Your answer should be one number: how many lines of the records hold the string "City".

* start *

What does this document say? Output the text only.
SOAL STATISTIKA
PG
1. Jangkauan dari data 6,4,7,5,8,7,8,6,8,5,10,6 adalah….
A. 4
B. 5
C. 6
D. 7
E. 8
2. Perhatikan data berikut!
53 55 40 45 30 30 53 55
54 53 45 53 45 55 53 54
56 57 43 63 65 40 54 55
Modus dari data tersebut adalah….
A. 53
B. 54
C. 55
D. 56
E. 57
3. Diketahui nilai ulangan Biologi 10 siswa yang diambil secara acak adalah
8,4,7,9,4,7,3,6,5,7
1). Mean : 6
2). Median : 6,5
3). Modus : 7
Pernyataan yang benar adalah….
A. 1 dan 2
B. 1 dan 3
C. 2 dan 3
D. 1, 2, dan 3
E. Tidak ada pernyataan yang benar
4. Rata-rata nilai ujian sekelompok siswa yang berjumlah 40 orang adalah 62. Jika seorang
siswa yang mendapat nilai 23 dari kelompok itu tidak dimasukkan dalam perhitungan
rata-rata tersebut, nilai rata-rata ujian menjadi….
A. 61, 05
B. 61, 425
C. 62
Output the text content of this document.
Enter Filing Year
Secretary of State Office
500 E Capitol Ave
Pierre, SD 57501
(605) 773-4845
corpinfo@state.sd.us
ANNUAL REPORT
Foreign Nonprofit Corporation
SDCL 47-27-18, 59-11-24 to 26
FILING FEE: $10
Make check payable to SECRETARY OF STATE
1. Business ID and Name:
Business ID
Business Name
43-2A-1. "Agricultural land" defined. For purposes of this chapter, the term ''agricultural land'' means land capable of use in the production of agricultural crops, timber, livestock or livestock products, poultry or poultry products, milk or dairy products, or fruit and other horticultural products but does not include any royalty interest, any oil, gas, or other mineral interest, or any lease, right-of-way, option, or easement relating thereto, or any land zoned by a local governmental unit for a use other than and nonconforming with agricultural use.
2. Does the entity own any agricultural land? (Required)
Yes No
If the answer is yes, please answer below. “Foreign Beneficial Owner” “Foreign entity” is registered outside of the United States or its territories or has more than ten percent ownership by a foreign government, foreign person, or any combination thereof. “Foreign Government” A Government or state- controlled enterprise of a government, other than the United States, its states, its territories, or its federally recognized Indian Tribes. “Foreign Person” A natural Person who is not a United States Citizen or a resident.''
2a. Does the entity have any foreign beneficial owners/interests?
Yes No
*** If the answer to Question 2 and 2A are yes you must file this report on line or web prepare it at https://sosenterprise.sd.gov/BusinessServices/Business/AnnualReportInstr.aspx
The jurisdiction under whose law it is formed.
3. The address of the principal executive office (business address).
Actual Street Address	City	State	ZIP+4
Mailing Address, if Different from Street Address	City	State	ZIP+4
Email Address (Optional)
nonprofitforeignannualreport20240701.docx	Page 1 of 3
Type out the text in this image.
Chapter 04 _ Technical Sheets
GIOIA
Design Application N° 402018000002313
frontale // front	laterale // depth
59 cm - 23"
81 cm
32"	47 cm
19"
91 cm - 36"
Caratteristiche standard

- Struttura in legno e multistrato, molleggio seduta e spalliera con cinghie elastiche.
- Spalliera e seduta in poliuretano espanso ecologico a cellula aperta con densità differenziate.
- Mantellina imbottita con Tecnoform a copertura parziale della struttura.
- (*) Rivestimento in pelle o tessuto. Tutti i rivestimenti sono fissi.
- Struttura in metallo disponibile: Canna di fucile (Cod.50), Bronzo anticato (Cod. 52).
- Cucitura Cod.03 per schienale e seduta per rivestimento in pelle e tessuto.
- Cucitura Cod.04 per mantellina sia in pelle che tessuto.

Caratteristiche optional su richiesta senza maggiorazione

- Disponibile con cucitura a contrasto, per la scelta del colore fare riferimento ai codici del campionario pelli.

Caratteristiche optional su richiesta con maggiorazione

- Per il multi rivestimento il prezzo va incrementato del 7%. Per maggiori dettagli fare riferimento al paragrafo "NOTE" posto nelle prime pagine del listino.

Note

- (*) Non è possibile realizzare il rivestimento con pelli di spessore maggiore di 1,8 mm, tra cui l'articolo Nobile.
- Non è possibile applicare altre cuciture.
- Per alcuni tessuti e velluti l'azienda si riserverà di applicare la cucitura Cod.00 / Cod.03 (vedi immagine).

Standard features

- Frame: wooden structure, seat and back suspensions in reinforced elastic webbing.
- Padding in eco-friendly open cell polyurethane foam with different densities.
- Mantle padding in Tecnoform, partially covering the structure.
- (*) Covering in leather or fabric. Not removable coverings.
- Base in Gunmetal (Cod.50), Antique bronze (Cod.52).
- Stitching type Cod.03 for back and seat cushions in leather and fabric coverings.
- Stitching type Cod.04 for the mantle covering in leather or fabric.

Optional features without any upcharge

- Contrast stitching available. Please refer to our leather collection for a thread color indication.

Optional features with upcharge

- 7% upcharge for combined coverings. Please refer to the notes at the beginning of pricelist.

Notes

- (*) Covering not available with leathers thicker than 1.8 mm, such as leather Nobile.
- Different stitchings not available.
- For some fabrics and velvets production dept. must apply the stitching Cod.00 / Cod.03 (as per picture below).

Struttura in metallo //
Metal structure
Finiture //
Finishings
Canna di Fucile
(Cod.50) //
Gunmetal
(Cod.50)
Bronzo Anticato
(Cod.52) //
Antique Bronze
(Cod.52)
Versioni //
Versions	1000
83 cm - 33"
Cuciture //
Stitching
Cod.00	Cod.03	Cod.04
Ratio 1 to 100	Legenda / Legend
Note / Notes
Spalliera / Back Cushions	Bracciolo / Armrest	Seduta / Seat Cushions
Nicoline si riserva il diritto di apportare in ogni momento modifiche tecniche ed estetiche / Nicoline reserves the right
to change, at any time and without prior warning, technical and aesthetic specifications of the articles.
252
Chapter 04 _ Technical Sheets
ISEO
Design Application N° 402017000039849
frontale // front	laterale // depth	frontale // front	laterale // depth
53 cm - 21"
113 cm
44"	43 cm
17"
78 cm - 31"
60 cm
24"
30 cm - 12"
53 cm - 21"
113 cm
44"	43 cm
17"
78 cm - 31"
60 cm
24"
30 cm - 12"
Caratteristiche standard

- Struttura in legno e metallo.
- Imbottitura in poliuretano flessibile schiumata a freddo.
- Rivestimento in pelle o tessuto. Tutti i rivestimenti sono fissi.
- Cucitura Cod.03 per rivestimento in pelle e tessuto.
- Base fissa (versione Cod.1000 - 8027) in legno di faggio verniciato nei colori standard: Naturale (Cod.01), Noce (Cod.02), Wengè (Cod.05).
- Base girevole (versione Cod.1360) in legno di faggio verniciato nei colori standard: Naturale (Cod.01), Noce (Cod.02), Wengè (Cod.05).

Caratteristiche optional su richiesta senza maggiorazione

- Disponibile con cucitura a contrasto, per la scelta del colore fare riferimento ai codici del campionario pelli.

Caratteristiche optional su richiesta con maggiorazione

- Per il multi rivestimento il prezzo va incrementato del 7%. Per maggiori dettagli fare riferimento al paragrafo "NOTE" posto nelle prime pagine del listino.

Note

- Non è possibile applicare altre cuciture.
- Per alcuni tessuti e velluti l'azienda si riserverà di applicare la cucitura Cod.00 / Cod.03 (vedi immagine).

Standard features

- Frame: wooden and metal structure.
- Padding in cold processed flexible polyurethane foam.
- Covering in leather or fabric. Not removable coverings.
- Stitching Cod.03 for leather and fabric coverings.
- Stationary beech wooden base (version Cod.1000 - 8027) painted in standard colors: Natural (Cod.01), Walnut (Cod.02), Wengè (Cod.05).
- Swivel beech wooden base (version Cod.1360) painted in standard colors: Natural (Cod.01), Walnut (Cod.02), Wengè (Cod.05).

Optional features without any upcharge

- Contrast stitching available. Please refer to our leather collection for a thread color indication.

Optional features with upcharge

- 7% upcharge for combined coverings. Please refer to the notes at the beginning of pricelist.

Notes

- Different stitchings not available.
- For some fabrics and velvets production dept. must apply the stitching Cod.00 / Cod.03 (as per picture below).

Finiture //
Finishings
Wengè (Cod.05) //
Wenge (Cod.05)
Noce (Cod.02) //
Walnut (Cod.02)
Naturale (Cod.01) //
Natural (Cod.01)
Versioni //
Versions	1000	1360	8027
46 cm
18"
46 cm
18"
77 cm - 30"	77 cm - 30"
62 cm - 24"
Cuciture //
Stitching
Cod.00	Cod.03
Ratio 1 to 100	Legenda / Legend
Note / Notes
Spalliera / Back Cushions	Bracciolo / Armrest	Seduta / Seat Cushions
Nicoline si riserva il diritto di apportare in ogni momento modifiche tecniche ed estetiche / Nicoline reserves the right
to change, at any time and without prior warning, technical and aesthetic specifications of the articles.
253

* end *

*WRITTEN SOLUTION*.
2